Data lines

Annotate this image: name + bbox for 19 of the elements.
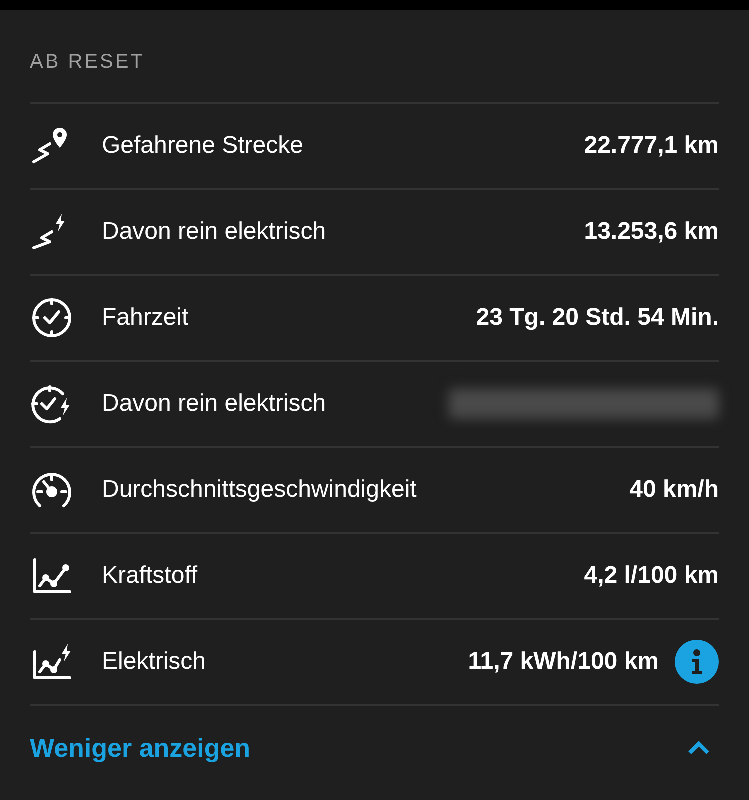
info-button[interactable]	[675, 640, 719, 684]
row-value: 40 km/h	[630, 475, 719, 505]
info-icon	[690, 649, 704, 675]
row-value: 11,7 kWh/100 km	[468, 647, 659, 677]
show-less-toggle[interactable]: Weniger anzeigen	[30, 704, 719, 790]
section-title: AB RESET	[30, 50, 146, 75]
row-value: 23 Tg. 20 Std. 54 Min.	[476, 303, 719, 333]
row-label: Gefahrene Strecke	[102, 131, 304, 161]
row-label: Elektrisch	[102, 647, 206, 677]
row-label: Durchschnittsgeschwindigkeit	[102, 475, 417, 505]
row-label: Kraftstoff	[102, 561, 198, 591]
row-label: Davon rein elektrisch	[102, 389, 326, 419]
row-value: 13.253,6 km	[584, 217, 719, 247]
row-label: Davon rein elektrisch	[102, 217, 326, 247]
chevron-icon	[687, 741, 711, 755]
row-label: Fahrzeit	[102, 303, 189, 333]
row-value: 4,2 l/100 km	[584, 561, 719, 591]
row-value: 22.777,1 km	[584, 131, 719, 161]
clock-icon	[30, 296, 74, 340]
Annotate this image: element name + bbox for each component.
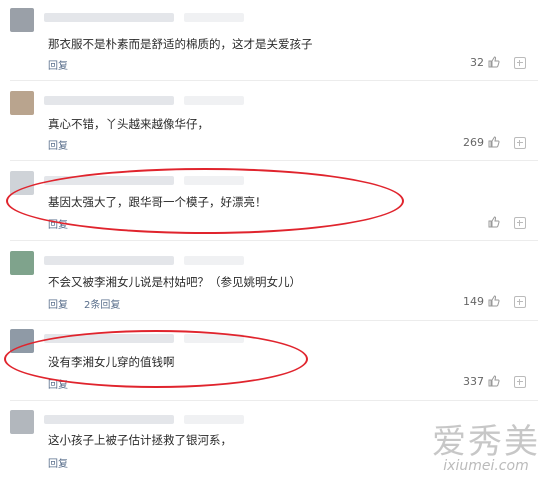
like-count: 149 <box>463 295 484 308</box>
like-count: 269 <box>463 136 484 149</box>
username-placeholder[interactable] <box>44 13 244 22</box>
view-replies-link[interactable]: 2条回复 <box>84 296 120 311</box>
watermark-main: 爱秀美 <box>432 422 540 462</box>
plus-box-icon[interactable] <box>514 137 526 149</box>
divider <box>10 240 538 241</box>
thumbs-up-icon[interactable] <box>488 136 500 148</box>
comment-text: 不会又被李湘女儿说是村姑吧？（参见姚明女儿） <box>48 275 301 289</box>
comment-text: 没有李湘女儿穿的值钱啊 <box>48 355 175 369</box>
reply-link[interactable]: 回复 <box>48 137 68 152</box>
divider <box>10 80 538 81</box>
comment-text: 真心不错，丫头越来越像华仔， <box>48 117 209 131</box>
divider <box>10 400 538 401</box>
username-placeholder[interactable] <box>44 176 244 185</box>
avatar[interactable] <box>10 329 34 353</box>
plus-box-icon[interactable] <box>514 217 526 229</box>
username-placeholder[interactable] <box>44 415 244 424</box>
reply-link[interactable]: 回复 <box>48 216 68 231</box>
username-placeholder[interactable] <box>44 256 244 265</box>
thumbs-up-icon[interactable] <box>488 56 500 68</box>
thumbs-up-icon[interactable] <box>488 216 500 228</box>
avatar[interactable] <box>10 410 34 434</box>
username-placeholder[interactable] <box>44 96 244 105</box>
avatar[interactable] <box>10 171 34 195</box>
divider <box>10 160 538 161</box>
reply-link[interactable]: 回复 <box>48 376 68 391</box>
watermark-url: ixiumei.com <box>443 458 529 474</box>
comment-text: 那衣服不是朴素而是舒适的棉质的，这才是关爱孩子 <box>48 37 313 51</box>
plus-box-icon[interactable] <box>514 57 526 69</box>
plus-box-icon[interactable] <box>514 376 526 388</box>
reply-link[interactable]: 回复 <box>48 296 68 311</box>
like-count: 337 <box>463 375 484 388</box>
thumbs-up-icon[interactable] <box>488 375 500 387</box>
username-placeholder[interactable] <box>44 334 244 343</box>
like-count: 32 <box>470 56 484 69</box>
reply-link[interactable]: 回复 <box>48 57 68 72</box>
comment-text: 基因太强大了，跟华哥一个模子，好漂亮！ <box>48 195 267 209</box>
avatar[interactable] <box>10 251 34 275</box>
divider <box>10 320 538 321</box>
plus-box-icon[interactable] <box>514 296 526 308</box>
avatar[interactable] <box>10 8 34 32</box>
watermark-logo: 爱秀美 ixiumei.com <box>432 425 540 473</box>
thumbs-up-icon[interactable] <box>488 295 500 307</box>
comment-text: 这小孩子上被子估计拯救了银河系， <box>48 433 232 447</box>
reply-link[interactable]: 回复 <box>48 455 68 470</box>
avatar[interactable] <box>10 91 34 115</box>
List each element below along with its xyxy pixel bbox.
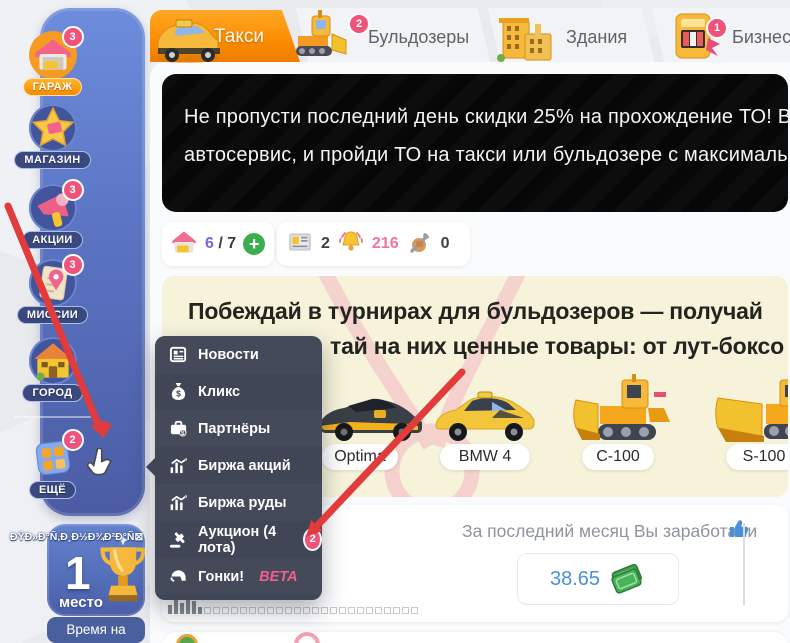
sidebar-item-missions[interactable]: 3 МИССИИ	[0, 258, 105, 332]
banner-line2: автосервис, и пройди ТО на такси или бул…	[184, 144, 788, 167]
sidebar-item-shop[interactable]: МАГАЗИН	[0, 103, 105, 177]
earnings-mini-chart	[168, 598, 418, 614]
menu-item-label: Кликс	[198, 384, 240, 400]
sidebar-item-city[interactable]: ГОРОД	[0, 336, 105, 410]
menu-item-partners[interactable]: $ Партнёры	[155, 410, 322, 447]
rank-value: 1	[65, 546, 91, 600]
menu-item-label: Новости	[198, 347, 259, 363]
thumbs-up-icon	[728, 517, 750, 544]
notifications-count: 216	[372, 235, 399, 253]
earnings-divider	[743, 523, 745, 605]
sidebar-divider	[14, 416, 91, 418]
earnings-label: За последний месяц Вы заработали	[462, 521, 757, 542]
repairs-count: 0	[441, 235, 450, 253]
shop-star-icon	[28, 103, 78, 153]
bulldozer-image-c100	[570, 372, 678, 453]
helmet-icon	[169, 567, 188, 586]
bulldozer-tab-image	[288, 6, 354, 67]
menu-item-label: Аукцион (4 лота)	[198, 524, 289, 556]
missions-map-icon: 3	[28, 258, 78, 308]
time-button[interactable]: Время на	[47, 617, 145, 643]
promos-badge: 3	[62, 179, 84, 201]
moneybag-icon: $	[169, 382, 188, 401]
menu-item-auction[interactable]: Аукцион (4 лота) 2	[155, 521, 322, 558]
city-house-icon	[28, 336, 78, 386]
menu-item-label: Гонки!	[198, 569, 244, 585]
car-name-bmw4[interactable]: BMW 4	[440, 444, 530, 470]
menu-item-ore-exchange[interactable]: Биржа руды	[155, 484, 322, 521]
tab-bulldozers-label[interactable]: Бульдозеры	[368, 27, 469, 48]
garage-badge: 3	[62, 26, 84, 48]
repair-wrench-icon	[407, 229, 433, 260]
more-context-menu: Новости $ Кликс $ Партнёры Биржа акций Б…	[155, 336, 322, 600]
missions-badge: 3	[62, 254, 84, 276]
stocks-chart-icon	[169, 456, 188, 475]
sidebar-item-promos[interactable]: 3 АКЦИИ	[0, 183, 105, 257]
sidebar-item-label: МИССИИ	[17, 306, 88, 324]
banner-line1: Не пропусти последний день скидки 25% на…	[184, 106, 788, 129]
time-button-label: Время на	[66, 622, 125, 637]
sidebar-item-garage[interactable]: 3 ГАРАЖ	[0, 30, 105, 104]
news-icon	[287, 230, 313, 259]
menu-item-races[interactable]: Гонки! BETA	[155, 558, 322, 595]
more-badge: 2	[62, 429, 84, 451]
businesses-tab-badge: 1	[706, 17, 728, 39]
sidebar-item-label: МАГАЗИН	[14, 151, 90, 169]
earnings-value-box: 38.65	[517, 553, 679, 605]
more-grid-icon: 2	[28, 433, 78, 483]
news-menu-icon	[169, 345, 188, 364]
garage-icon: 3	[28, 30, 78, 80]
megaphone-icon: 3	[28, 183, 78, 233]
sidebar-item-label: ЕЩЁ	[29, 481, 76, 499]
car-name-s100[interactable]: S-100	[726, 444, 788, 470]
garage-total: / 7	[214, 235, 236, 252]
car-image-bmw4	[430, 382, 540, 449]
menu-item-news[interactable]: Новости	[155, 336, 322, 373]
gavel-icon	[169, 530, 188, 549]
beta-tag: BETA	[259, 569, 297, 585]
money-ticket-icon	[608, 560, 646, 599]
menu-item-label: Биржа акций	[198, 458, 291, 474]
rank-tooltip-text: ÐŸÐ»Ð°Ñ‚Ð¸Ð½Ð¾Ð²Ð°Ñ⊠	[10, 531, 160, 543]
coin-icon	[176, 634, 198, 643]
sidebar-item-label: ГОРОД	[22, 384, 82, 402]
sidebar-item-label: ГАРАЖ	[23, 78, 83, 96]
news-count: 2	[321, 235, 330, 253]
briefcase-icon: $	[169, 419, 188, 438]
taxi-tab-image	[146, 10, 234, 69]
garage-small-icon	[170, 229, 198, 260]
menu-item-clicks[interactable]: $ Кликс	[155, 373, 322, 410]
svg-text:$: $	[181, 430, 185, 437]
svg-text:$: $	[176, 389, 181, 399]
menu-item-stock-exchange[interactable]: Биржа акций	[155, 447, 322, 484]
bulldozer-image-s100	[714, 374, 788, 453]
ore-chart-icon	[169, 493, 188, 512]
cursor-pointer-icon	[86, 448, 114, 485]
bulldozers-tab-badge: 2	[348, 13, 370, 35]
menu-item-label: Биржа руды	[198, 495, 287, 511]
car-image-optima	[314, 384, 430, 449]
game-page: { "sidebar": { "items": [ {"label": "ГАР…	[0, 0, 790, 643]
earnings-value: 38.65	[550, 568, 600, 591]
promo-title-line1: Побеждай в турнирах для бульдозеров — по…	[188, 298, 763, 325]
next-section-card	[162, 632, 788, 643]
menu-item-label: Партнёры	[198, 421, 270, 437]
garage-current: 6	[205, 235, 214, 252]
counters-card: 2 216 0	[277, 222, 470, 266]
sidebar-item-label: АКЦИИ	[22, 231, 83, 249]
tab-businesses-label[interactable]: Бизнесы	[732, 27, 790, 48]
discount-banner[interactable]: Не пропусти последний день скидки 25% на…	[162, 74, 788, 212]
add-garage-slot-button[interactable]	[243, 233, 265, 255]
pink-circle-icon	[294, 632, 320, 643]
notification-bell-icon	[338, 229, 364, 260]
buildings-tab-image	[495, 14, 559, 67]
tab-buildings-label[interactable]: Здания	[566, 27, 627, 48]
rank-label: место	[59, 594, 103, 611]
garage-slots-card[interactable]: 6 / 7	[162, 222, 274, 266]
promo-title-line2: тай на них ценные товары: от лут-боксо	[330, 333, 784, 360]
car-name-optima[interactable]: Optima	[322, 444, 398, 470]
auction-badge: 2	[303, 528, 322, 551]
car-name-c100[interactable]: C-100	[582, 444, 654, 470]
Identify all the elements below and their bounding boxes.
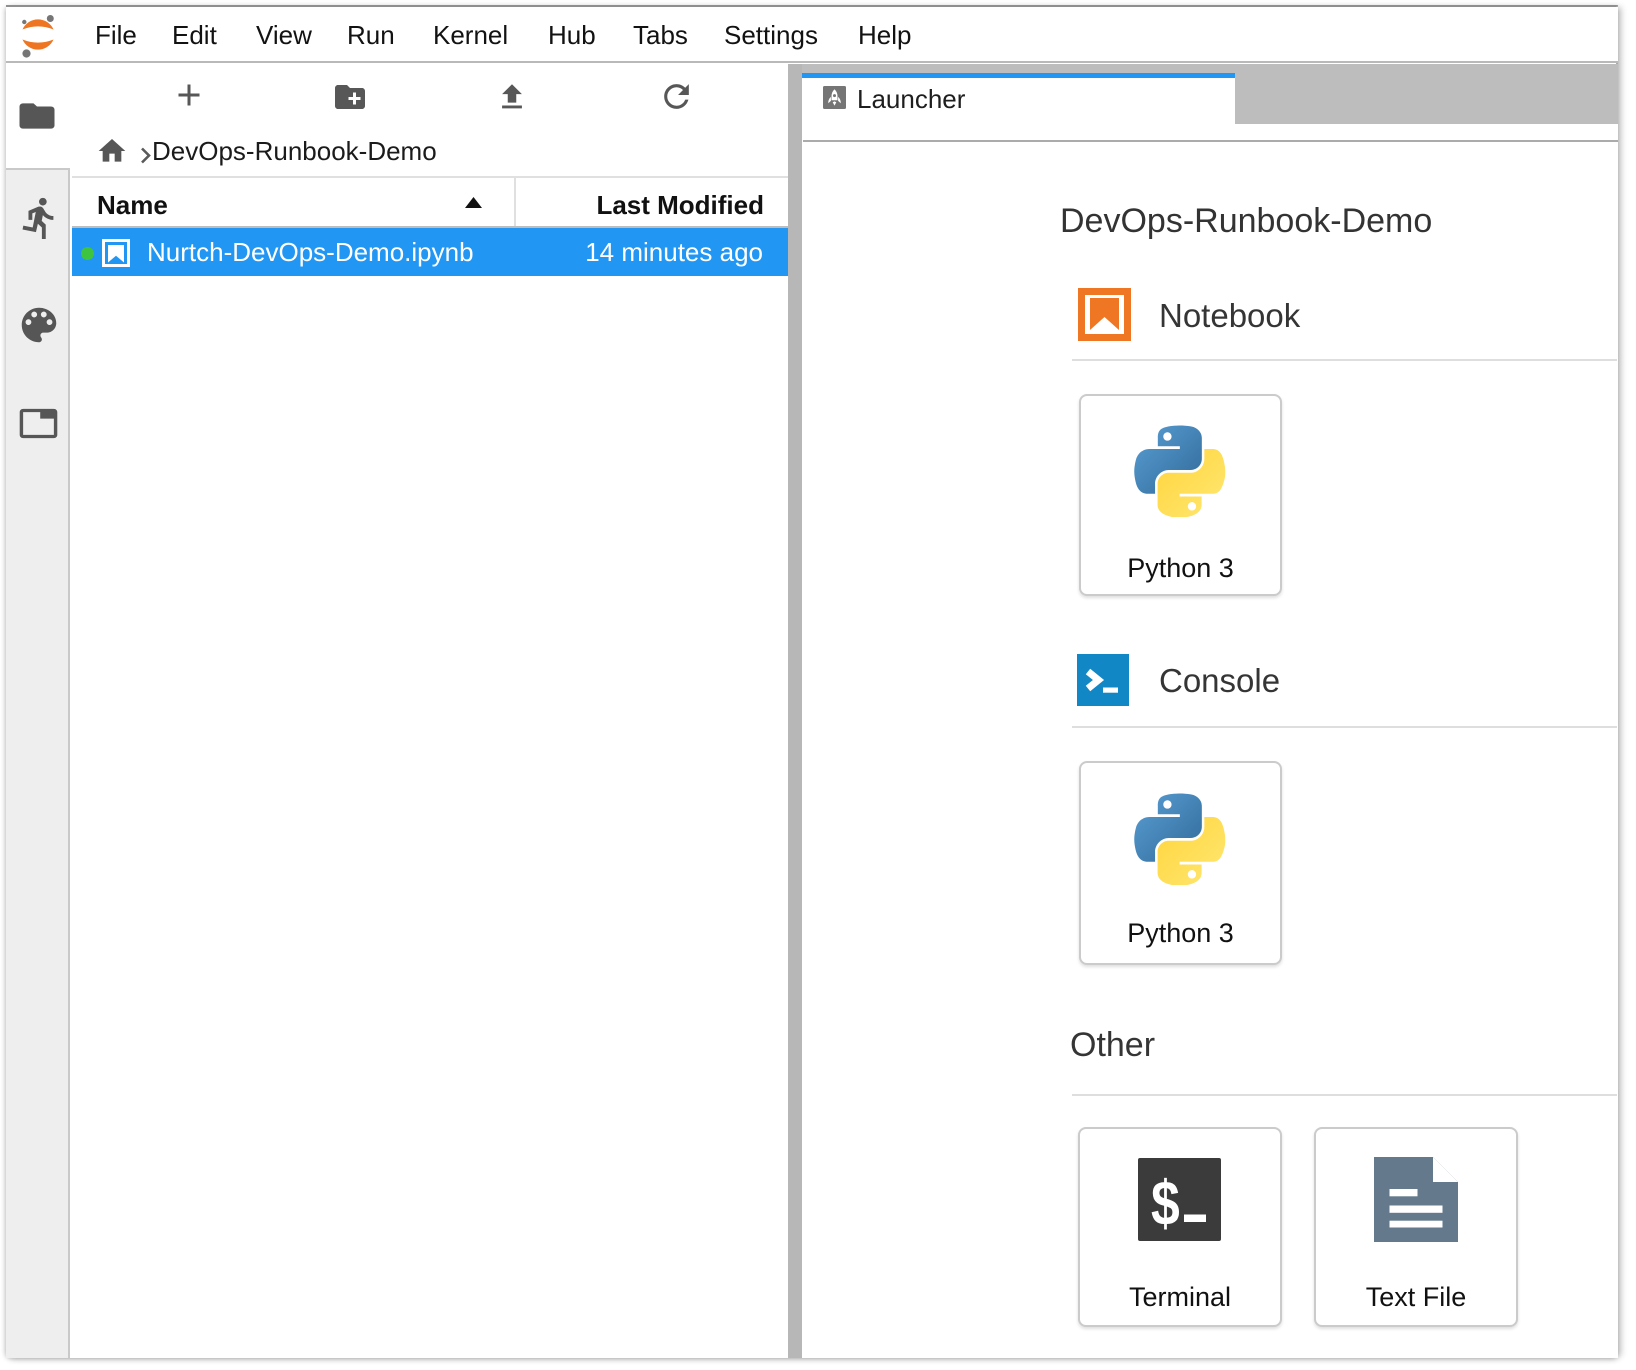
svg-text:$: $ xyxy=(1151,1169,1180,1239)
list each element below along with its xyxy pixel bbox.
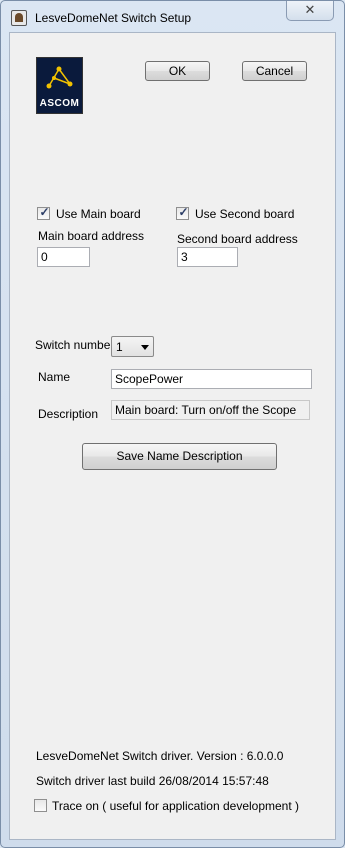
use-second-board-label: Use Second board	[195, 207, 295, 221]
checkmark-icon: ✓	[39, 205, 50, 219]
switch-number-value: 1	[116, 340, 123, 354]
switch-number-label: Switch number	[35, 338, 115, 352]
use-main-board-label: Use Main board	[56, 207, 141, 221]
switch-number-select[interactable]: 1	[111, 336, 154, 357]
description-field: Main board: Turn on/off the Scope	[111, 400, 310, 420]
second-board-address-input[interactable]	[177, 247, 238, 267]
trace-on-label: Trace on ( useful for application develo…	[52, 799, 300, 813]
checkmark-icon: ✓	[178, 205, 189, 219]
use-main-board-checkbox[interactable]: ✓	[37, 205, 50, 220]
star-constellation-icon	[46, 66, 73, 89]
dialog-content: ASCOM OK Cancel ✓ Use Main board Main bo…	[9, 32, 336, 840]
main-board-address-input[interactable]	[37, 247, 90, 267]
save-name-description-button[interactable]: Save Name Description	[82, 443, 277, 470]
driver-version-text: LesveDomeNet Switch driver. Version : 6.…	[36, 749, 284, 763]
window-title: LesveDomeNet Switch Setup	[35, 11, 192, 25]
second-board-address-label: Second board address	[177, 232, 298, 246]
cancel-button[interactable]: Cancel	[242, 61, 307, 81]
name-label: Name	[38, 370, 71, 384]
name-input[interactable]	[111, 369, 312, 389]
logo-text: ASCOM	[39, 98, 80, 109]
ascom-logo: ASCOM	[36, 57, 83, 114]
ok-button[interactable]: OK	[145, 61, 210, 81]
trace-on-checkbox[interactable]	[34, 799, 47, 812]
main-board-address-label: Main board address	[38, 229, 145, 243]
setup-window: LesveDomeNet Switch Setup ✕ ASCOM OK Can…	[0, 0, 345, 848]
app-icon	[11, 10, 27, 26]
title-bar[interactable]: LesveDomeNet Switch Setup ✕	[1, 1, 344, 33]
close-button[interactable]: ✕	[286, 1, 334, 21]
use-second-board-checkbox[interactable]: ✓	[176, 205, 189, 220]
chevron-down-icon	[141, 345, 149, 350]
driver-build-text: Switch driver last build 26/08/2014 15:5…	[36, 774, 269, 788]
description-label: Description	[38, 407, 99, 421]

*To be done*
Return the lines from the one containing "640, 719, 684]" through the one containing "704, 719, 790]", inclusive, copying each without any change.

*Task solution*
info-button[interactable]	[675, 640, 719, 684]
row-value: 40 km/h	[630, 475, 719, 505]
info-icon	[690, 649, 704, 675]
row-value: 11,7 kWh/100 km	[468, 647, 659, 677]
show-less-toggle[interactable]: Weniger anzeigen	[30, 704, 719, 790]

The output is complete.